Problem: For each line of the data that includes the word "coding", copy the line.

Collection entries:
Segment Open

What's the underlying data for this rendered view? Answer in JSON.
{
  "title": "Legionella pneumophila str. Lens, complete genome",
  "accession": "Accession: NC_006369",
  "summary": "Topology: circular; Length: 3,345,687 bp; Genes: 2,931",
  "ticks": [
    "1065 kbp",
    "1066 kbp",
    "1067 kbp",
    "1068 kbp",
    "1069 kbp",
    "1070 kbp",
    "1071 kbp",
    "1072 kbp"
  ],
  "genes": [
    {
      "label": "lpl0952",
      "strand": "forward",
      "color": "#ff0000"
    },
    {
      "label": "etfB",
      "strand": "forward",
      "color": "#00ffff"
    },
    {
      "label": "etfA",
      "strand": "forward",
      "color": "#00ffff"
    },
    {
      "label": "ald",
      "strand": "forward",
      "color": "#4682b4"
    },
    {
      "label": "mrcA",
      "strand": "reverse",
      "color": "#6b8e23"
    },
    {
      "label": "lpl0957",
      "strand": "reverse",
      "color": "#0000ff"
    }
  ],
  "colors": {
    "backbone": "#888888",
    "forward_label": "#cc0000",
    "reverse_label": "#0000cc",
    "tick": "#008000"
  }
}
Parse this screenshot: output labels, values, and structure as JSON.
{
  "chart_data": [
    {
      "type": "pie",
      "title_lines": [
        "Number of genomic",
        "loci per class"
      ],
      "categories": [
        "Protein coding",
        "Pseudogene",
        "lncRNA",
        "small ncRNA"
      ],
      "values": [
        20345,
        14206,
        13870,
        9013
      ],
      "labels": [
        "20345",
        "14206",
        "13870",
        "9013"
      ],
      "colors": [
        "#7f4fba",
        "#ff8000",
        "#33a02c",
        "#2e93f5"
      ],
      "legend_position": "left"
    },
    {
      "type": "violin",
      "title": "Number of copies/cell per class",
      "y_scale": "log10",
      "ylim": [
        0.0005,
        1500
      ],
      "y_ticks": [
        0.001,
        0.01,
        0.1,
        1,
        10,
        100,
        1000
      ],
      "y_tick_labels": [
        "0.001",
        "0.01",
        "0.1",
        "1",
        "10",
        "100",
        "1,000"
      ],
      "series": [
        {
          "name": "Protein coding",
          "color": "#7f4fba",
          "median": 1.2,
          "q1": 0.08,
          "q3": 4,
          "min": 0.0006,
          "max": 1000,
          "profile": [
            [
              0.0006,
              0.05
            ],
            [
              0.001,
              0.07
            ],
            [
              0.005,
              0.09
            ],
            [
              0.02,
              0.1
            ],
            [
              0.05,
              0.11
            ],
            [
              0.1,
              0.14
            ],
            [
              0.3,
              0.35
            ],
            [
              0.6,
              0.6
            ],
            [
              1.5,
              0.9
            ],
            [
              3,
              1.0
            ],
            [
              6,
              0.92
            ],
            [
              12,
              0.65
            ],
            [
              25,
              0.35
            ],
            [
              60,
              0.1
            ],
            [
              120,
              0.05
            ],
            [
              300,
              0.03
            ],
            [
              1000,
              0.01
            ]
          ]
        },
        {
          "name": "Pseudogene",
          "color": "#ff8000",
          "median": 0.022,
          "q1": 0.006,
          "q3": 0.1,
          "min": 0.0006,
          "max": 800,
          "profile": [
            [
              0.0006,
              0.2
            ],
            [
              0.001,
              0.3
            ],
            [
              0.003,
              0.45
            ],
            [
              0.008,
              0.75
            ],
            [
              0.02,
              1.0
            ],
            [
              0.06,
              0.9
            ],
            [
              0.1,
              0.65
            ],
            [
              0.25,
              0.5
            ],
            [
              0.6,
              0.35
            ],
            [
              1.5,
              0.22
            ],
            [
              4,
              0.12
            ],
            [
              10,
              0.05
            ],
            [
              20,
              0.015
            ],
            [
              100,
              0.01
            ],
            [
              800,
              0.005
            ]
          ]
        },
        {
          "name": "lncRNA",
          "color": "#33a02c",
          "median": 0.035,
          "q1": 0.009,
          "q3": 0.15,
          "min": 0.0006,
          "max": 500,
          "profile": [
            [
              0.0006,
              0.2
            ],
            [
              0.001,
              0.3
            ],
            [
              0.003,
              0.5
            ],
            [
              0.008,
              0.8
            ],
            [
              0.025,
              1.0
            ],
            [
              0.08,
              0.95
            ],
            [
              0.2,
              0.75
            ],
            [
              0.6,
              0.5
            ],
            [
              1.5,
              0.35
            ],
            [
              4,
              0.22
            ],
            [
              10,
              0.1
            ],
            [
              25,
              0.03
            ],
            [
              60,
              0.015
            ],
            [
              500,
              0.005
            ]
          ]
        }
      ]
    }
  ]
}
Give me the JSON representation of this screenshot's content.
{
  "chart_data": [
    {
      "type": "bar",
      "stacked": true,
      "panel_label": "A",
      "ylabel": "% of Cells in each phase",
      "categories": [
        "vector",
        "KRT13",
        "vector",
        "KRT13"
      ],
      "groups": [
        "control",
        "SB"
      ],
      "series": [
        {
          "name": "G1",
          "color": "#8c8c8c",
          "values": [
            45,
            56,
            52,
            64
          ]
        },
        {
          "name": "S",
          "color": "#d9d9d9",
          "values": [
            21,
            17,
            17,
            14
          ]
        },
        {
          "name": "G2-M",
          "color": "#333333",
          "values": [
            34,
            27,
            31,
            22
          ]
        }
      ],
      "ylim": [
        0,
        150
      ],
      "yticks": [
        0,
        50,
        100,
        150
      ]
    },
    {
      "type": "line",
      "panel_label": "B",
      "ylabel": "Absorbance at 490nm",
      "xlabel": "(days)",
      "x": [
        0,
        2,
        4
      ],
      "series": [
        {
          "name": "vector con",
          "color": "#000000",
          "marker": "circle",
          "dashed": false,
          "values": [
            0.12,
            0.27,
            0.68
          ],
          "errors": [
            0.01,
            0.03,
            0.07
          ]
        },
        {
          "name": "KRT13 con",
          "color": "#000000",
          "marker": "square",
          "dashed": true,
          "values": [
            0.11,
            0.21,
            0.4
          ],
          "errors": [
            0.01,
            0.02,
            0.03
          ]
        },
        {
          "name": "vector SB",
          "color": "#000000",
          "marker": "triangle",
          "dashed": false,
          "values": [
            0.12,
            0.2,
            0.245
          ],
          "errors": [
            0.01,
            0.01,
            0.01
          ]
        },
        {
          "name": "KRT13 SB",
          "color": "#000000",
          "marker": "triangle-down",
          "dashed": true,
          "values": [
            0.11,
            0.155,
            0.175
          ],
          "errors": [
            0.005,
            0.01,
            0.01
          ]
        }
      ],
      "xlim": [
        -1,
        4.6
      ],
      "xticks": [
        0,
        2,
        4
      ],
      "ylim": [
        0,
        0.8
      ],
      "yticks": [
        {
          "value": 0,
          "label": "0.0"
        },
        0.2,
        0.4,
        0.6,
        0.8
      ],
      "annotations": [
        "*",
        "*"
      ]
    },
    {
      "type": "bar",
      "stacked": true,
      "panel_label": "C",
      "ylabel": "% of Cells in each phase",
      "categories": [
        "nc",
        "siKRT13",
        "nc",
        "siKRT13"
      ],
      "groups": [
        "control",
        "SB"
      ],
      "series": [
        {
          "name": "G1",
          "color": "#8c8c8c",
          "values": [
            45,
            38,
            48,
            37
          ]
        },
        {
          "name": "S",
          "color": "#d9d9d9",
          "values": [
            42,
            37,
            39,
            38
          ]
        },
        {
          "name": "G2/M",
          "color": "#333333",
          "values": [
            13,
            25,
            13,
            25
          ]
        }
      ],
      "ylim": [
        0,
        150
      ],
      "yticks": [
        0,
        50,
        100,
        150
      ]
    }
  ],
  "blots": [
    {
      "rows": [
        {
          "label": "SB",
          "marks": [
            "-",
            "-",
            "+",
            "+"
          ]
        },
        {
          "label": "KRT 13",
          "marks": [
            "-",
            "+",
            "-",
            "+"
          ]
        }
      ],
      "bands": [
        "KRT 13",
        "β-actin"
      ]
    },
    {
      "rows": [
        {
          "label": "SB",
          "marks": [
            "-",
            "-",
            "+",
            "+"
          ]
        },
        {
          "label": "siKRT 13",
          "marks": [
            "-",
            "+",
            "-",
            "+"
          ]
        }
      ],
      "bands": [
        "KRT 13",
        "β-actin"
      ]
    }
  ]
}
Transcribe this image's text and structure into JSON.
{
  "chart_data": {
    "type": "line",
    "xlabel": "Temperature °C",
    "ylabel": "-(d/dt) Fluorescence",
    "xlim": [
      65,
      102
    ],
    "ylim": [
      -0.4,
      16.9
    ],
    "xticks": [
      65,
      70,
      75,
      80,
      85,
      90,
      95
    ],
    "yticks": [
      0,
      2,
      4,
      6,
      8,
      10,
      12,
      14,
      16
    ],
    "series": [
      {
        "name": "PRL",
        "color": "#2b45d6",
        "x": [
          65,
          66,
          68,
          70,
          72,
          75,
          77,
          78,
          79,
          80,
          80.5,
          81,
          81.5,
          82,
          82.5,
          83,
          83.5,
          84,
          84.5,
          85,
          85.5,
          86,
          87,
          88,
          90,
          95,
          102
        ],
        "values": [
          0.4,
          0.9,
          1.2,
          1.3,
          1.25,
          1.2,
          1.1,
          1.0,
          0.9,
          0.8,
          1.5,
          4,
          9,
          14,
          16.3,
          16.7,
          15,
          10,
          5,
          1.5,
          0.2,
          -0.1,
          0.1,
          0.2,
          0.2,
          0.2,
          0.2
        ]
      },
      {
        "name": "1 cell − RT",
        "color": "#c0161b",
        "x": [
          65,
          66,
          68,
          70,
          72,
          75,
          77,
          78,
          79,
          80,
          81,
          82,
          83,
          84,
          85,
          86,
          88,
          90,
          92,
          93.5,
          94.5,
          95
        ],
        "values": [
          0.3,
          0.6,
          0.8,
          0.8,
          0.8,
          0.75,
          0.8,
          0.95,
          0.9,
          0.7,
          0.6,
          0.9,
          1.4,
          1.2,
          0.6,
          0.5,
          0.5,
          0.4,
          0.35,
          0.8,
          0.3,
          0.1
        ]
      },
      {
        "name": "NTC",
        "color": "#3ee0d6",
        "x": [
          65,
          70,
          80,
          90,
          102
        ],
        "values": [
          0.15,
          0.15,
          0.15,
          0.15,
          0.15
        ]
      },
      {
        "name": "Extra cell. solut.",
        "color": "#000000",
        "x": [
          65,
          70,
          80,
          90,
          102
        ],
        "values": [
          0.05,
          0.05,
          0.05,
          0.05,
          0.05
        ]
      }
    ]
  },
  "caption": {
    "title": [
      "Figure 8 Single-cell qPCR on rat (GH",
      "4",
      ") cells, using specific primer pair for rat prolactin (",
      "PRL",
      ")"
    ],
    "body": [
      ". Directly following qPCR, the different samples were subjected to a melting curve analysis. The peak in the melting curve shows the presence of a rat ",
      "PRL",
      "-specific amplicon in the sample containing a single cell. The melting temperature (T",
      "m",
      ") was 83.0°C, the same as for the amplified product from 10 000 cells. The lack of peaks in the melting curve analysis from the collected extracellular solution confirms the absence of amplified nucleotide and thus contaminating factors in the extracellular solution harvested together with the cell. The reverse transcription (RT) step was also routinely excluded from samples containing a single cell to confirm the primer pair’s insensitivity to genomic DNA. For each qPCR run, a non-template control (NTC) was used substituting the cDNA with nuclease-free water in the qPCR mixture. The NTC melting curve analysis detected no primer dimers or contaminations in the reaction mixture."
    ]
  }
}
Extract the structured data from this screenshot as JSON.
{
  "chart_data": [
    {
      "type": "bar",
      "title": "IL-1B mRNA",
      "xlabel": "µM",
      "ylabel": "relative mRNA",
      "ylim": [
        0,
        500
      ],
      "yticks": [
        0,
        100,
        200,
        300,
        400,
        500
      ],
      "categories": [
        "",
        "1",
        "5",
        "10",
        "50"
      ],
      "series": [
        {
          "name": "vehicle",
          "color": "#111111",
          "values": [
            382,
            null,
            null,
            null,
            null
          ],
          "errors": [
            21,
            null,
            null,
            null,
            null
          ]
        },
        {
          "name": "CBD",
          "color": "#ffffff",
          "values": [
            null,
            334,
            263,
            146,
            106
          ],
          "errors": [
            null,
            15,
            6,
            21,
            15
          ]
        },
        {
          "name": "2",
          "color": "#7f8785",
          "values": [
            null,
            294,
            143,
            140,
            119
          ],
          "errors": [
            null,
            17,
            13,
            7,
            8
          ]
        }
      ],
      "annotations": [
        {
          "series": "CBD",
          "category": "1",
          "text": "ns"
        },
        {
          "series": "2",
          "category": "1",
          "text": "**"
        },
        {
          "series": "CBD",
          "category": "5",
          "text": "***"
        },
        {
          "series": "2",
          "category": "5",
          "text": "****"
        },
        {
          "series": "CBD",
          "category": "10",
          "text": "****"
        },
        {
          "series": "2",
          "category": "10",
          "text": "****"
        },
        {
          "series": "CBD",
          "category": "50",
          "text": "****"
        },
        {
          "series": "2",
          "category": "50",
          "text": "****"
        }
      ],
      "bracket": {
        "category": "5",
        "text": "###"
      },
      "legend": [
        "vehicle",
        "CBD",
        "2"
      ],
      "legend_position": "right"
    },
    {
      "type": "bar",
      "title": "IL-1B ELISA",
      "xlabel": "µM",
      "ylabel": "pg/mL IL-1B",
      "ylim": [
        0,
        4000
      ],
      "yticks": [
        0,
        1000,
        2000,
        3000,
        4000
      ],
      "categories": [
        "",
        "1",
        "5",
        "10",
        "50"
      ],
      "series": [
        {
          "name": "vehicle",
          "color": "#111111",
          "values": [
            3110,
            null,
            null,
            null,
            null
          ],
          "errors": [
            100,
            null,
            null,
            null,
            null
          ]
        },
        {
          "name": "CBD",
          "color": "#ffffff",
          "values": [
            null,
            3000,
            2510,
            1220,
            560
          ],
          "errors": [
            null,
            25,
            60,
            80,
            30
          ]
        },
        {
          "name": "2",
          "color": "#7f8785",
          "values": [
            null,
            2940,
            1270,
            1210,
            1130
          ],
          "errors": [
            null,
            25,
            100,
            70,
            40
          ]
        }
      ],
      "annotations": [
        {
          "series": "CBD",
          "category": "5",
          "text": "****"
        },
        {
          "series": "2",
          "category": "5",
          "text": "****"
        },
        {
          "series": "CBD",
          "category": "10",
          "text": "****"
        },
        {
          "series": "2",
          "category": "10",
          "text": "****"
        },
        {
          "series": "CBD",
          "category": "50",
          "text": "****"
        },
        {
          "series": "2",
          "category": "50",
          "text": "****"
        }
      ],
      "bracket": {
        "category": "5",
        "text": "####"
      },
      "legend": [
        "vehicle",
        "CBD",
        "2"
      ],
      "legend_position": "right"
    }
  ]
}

Segment Closed

Output:
        "Protein coding",
          "name": "Protein coding",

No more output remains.